• DIRECTIONS FOR THIS TASK: The listing beneath should be written out in full, exactly as shown.

● ● ● ● ●

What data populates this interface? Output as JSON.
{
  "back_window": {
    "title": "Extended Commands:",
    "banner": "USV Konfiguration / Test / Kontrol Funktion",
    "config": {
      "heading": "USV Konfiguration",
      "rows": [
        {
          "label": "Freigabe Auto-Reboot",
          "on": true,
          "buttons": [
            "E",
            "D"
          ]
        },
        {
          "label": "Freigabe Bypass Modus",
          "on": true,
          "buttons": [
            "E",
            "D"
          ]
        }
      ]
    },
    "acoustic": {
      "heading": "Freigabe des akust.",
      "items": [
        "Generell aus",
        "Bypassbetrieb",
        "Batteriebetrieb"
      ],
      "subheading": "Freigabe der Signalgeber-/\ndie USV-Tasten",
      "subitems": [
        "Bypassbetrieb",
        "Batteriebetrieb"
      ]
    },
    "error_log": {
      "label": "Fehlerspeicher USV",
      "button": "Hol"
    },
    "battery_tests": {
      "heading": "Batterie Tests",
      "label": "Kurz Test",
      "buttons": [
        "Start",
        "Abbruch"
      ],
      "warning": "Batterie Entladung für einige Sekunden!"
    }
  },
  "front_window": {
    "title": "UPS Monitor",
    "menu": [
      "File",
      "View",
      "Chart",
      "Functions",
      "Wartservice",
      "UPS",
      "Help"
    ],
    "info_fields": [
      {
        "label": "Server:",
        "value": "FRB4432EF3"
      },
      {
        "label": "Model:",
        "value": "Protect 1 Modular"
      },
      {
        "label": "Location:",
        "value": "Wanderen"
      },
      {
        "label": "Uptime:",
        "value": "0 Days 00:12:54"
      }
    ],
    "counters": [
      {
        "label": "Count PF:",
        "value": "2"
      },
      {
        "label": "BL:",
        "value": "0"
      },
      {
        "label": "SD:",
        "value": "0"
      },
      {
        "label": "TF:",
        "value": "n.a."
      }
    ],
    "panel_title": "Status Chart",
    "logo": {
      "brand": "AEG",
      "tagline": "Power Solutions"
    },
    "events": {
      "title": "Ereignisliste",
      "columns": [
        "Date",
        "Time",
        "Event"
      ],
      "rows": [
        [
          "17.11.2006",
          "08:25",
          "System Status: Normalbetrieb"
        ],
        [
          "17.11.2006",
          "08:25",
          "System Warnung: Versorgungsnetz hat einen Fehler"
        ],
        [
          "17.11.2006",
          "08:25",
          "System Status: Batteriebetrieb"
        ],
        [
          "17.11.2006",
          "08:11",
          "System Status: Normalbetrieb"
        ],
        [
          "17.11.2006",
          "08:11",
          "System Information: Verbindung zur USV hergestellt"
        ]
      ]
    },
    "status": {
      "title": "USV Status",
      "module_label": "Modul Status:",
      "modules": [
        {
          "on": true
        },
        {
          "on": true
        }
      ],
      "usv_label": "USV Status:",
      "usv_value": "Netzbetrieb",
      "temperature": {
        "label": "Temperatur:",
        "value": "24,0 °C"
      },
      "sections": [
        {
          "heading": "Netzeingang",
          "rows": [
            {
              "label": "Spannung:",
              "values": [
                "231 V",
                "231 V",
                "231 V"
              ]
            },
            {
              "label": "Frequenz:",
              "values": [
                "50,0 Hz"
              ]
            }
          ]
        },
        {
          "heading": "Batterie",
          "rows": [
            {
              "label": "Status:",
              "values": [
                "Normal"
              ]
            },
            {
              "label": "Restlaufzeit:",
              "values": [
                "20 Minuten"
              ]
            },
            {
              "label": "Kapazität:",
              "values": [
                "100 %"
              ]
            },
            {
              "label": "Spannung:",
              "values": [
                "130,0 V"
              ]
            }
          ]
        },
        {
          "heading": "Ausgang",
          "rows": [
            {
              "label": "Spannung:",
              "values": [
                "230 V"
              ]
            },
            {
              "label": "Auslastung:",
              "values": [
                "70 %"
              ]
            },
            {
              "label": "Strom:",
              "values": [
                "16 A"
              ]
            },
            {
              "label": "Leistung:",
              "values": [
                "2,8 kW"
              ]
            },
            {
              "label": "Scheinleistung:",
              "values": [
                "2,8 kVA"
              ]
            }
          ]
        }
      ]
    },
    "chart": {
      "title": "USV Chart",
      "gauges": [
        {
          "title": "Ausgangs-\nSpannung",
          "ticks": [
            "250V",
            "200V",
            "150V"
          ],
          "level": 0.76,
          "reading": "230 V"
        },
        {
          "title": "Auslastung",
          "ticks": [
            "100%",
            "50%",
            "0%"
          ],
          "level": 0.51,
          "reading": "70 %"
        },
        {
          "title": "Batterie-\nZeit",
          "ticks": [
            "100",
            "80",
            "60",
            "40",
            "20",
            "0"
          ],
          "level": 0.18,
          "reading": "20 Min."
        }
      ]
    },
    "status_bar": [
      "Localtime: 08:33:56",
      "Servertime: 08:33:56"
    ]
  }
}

● ● ● ● ●

• REPLY TO THE TASK:
What data populates this interface? Output as JSON.
{
  "back_window": {
    "title": "Extended Commands:",
    "banner": "USV Konfiguration / Test / Kontrol Funktion",
    "config": {
      "heading": "USV Konfiguration",
      "rows": [
        {
          "label": "Freigabe Auto-Reboot",
          "on": true,
          "buttons": [
            "E",
            "D"
          ]
        },
        {
          "label": "Freigabe Bypass Modus",
          "on": true,
          "buttons": [
            "E",
            "D"
          ]
        }
      ]
    },
    "acoustic": {
      "heading": "Freigabe des akust.",
      "items": [
        "Generell aus",
        "Bypassbetrieb",
        "Batteriebetrieb"
      ],
      "subheading": "Freigabe der Signalgeber-/\ndie USV-Tasten",
      "subitems": [
        "Bypassbetrieb",
        "Batteriebetrieb"
      ]
    },
    "error_log": {
      "label": "Fehlerspeicher USV",
      "button": "Hol"
    },
    "battery_tests": {
      "heading": "Batterie Tests",
      "label": "Kurz Test",
      "buttons": [
        "Start",
        "Abbruch"
      ],
      "warning": "Batterie Entladung für einige Sekunden!"
    }
  },
  "front_window": {
    "title": "UPS Monitor",
    "menu": [
      "File",
      "View",
      "Chart",
      "Functions",
      "Wartservice",
      "UPS",
      "Help"
    ],
    "info_fields": [
      {
        "label": "Server:",
        "value": "FRB4432EF3"
      },
      {
        "label": "Model:",
        "value": "Protect 1 Modular"
      },
      {
        "label": "Location:",
        "value": "Wanderen"
      },
      {
        "label": "Uptime:",
        "value": "0 Days 00:12:54"
      }
    ],
    "counters": [
      {
        "label": "Count PF:",
        "value": "2"
      },
      {
        "label": "BL:",
        "value": "0"
      },
      {
        "label": "SD:",
        "value": "0"
      },
      {
        "label": "TF:",
        "value": "n.a."
      }
    ],
    "panel_title": "Status Chart",
    "logo": {
      "brand": "AEG",
      "tagline": "Power Solutions"
    },
    "events": {
      "title": "Ereignisliste",
      "columns": [
        "Date",
        "Time",
        "Event"
      ],
      "rows": [
        [
          "17.11.2006",
          "08:25",
          "System Status: Normalbetrieb"
        ],
        [
          "17.11.2006",
          "08:25",
          "System Warnung: Versorgungsnetz hat einen Fehler"
        ],
        [
          "17.11.2006",
          "08:25",
          "System Status: Batteriebetrieb"
        ],
        [
          "17.11.2006",
          "08:11",
          "System Status: Normalbetrieb"
        ],
        [
          "17.11.2006",
          "08:11",
          "System Information: Verbindung zur USV hergestellt"
        ]
      ]
    },
    "status": {
      "title": "USV Status",
      "module_label": "Modul Status:",
      "modules": [
        {
          "on": true
        },
        {
          "on": true
        }
      ],
      "usv_label": "USV Status:",
      "usv_value": "Netzbetrieb",
      "temperature": {
        "label": "Temperatur:",
        "value": "24,0 °C"
      },
      "sections": [
        {
          "heading": "Netzeingang",
          "rows": [
            {
              "label": "Spannung:",
              "values": [
                "231 V",
                "231 V",
                "231 V"
              ]
            },
            {
              "label": "Frequenz:",
              "values": [
                "50,0 Hz"
              ]
            }
          ]
        },
        {
          "heading": "Batterie",
          "rows": [
            {
              "label": "Status:",
              "values": [
                "Normal"
              ]
            },
            {
              "label": "Restlaufzeit:",
              "values": [
                "20 Minuten"
              ]
            },
            {
              "label": "Kapazität:",
              "values": [
                "100 %"
              ]
            },
            {
              "label": "Spannung:",
              "values": [
                "130,0 V"
              ]
            }
          ]
        },
        {
          "heading": "Ausgang",
          "rows": [
            {
              "label": "Spannung:",
              "values": [
                "230 V"
              ]
            },
            {
              "label": "Auslastung:",
              "values": [
                "70 %"
              ]
            },
            {
              "label": "Strom:",
              "values": [
                "16 A"
              ]
            },
            {
              "label": "Leistung:",
              "values": [
                "2,8 kW"
              ]
            },
            {
              "label": "Scheinleistung:",
              "values": [
                "2,8 kVA"
              ]
            }
          ]
        }
      ]
    },
    "chart": {
      "title": "USV Chart",
      "gauges": [
        {
          "title": "Ausgangs-\nSpannung",
          "ticks": [
            "250V",
            "200V",
            "150V"
          ],
          "level": 0.76,
          "reading": "230 V"
        },
        {
          "title": "Auslastung",
          "ticks": [
            "100%",
            "50%",
            "0%"
          ],
          "level": 0.51,
          "reading": "70 %"
        },
        {
          "title": "Batterie-\nZeit",
          "ticks": [
            "100",
            "80",
            "60",
            "40",
            "20",
            "0"
          ],
          "level": 0.18,
          "reading": "20 Min."
        }
      ]
    },
    "status_bar": [
      "Localtime: 08:33:56",
      "Servertime: 08:33:56"
    ]
  }
}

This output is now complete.